▶ **Given problem 1**
Answer from the Zebra article:
(a) In what year did Jackson found Zebra?
(b) Which band's 2009 cover of "Take Your Fingers From My Hair" renewed the writer's interest in Zebra?
(c) In what year was the follow-up album "No Tellin Lies" released?
▶ **Given problem 2**
Please pick up the Zebra article after its final sentence and keep writing.
— BEGIN Passage —
No, not the American Idol judge. Randy Jackson from the band Zebra. He does Robert Plant better than Robert Plant!
It was Dream Theater’s cover of their song “Take Your Fingers From My Hair” in 2009 that re-awakened my interest in Zebra. Isn’t it funny how a cover song brings back the original song and the band into the psyche. Something that Jon Bon Jovi doesn’t have the foresight for, as he thought tooth and nail to stop Shinedown covering “Wanted Dead or Alive”, believing that Shinedown’s cover song would take away income from the Bon Jovi original.
In an interview with The Great Southern Brainfart Randy Jackson was asked how did he feel about Dream Theater’s version and has Zebra seen a new horde of young fans because of it.
“Certainly. A lot of people who were unaware of Zebra were definitely made aware of us by Dream Theater doing that cover. We were really flattered that they did it. They stuck to the original version but added their own touch to it so I thought they did a great job with the song. I really liked it.”
Jackson founded Zebra in 1975. They had a very large following before their first record ever came out in 1983 on Atlantic Records. Like most bands in the later part of the Seventies and the early part of their Eighties, most of their fan base had been developed from their live shows.
In addition, the majority of the bands had been slugging it out for a decent time in the clubs before getting their recording contract. Look at Twisted Sister. How many artists today are prepared to put in 8 years of hard work before they actually get a chance to record. The answer is NONE. Artists today record straight away, release it and expect something to happen. They might do it that for a few years and when nothing happens 90% of those artists would walk away. The 10% that continue are the ones that become lifers.
The follow-up album “No Tellin Lies” in 1984 stalled in the U.S and by 1986, their 3.V album wasn’t even noticed and Atlantic dropped them.
Zebra should have toured Europe after the second record got released, instead they stayed in the U.S and as Randy has said in a few interviews, it was probably their worst decision ever made. Maybe they never should have released the second album. As with all things in the music business, once a band has an unexpected hit, they are put under serious pressure to release a follow-up.
Zebra fell into this category, pressured and rushed to get album number 2 out. The label also didn’t ball in the promotion game. The fan base of Zebra was still in New York and Louisiana and that is where the promotion efforts should have been focused on. A lot of Zebra’s hard core fans didn’t even know that they had album number 2 out. .
— END Passage —
— BEGIN Collected data —
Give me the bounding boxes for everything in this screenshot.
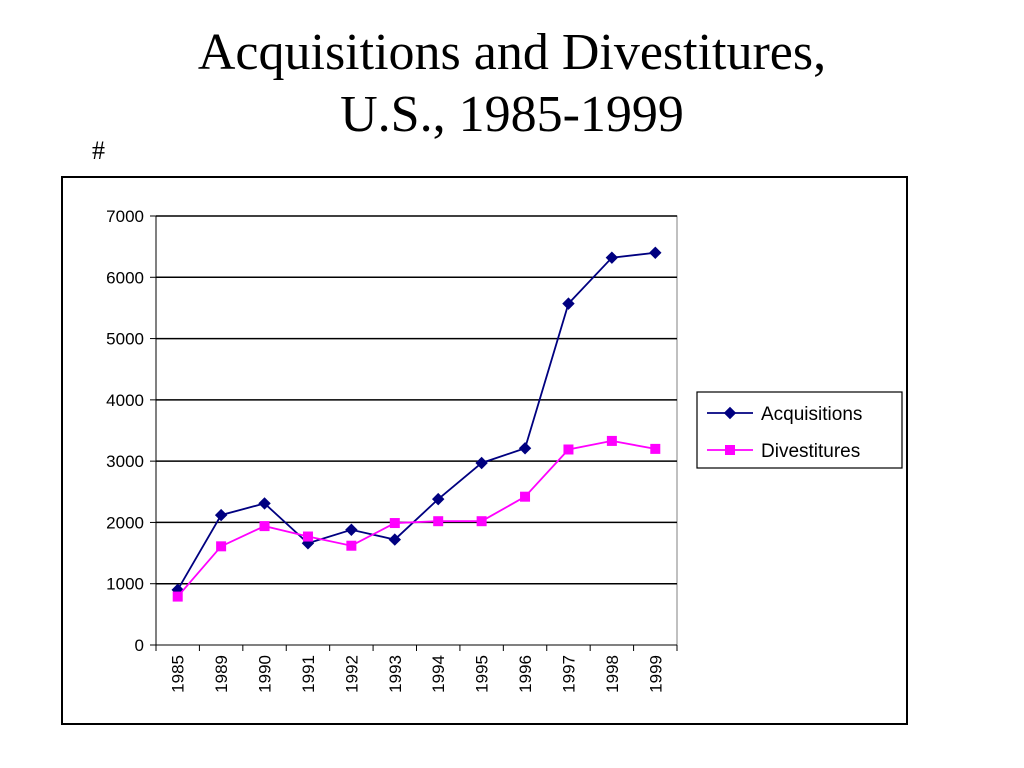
— END Collected data —
▶ **Written response 1**
(a) 1975
(b) Dream Theater
(c) 1984

▶ **Written response 2**
As history would have it, they put out their second album and went on tour with “REO Speedwagon” and “Sammy Hagar” during 1984. Air play for the new album was not a lot compared to the self-titled album, so after the US tours, the band had to go back in and record album number 3.
This was February 1985. As Randy Jackson was writing the third album they also looked for a producer. The band couldn’t come up with anybody. For five months the band was in limbo. It wasn’t until December 1985 that the band hit the studio for album number 3. That was a false start and the band went back into pre-production to work on the material. Finally in February 1986 they went into the studio and stayed there until August of the same year. By then it was all over.
If Atlantic was hanging out Twisted Sister to dry, what did that mean for a band like Zebra?
The album “3.V” just died. Radio ignored it. The week that it was released was the same week that Bruce Springsteen released his live box set. Three months earlier, Bon Jovi released “Slippery When Wet” and that album was picking up some serious momentum by November 1986, Europe’s “The Final Countdown” had broken world-wide as well. Radio put them in constant circulation.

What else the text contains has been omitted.